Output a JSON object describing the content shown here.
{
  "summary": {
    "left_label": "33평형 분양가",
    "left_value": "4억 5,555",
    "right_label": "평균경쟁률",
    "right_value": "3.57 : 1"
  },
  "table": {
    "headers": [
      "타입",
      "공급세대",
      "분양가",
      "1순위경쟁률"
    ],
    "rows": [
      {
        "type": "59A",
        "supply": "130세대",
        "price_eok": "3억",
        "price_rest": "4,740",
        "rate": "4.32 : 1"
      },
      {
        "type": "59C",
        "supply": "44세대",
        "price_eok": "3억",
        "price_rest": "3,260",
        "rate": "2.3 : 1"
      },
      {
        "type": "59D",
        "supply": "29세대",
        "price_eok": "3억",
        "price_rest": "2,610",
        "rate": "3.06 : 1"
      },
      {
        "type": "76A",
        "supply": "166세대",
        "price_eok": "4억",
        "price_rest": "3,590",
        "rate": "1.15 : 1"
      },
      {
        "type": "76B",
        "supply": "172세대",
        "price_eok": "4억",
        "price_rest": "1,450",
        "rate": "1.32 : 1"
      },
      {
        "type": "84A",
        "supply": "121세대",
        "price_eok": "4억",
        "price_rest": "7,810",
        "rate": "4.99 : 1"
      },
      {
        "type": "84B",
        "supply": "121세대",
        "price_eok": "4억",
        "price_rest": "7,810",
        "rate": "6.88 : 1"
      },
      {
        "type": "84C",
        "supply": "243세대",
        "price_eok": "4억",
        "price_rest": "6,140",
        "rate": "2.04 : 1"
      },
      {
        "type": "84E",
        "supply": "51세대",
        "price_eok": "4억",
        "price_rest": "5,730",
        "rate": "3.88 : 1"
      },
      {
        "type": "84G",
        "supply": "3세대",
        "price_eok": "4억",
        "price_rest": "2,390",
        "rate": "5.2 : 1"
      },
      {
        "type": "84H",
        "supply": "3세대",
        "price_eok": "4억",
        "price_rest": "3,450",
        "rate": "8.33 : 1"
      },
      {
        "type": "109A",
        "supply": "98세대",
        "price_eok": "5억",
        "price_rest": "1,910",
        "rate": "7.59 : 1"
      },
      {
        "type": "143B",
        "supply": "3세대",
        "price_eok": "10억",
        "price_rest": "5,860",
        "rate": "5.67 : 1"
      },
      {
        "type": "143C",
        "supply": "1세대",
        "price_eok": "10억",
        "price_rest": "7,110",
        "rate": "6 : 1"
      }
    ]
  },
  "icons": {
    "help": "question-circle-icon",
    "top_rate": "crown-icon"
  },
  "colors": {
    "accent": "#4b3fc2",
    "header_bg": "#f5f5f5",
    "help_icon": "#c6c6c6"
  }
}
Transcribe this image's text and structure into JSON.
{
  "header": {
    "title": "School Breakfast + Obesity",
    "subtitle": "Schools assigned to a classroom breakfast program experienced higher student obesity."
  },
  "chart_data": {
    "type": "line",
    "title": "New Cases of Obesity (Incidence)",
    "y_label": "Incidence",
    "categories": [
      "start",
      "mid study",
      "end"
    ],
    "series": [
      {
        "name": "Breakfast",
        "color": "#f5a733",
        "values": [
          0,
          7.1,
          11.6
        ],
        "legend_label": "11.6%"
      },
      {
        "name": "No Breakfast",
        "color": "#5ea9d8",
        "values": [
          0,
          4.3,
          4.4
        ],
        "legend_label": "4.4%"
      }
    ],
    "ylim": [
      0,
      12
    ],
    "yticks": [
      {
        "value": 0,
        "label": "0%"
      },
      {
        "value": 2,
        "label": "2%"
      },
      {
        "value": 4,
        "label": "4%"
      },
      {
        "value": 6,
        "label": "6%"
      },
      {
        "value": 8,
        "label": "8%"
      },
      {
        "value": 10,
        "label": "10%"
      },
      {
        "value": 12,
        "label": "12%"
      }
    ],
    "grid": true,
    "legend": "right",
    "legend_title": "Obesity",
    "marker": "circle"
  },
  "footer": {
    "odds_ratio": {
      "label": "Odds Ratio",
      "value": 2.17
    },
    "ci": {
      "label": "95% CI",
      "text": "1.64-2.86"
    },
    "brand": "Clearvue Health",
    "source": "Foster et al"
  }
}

-------------------------

**What the task requires**.
Copy out the lines in which the string "Incidence" appears.

**Answer to the task**.
    "title": "New Cases of Obesity (Incidence)",
    "y_label": "Incidence",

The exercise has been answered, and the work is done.